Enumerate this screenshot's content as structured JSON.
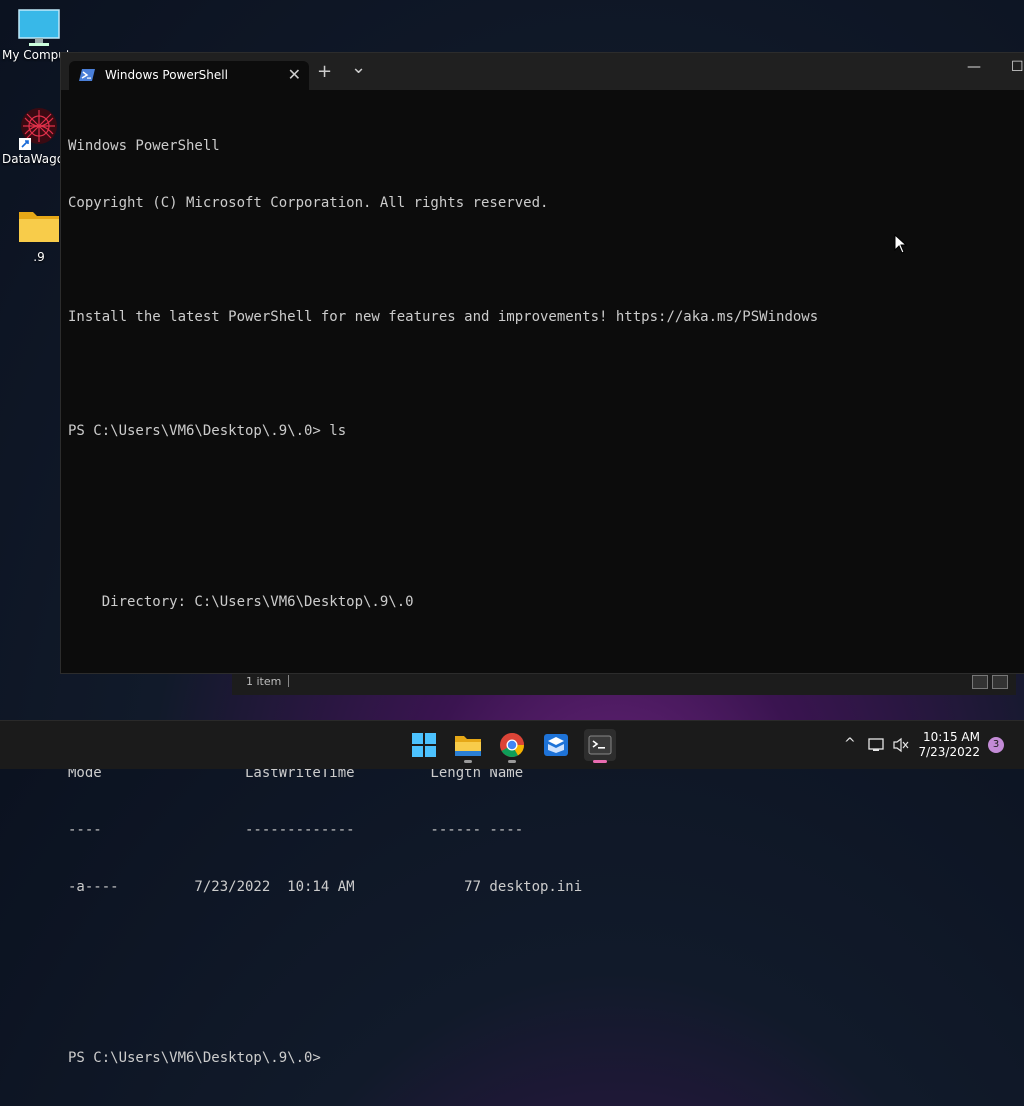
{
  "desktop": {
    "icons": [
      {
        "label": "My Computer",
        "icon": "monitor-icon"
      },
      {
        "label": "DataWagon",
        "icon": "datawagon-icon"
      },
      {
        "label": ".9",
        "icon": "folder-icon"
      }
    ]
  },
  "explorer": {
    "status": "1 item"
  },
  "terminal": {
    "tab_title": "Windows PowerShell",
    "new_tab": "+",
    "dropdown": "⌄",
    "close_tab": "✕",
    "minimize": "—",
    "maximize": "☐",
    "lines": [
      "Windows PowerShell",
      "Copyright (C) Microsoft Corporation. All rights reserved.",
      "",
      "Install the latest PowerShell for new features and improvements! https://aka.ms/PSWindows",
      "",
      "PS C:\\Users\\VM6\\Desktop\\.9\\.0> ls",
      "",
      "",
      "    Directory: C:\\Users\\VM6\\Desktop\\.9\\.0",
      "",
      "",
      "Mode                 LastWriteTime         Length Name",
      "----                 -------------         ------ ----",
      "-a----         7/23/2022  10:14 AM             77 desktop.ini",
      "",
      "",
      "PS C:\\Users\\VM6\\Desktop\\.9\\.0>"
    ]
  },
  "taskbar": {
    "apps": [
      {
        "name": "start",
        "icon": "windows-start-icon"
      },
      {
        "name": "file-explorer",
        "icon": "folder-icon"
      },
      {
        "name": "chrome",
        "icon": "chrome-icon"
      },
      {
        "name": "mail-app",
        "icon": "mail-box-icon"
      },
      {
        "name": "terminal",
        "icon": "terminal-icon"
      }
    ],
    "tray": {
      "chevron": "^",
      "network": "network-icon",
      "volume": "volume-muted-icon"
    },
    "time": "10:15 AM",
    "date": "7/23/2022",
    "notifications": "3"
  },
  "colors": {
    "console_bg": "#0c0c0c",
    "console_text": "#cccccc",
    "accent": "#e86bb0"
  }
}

* * *

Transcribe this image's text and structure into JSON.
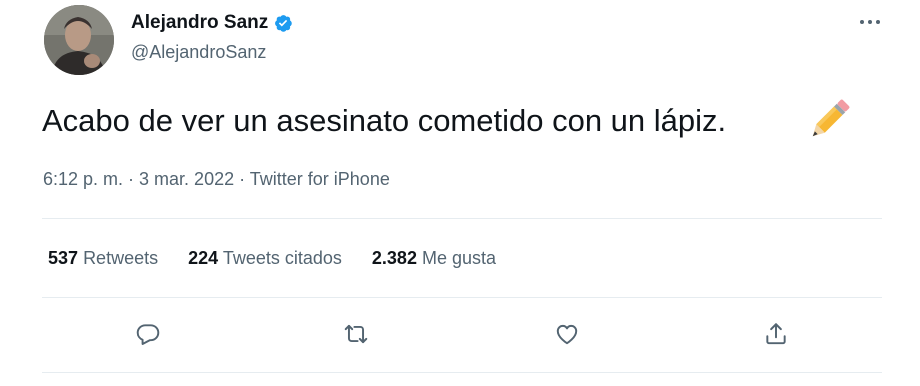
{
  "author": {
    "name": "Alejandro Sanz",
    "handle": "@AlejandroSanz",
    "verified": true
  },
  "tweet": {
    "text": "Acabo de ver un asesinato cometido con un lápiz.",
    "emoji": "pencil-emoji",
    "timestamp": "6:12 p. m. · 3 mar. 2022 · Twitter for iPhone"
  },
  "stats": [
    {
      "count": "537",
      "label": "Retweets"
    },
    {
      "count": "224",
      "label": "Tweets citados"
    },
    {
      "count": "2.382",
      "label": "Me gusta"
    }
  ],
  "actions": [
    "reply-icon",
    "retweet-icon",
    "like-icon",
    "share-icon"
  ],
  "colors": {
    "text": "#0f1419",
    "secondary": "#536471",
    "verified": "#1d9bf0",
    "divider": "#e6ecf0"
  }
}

## THE TASK
Gather from the records above every line containing the string "label".

## EXPECTED ANSWER
        "label": "My Computer",
        "label": "DataWagon",
        "label": ".9",
      "label": "Retweets"
      "label": "Tweets citados"
      "label": "Me gusta"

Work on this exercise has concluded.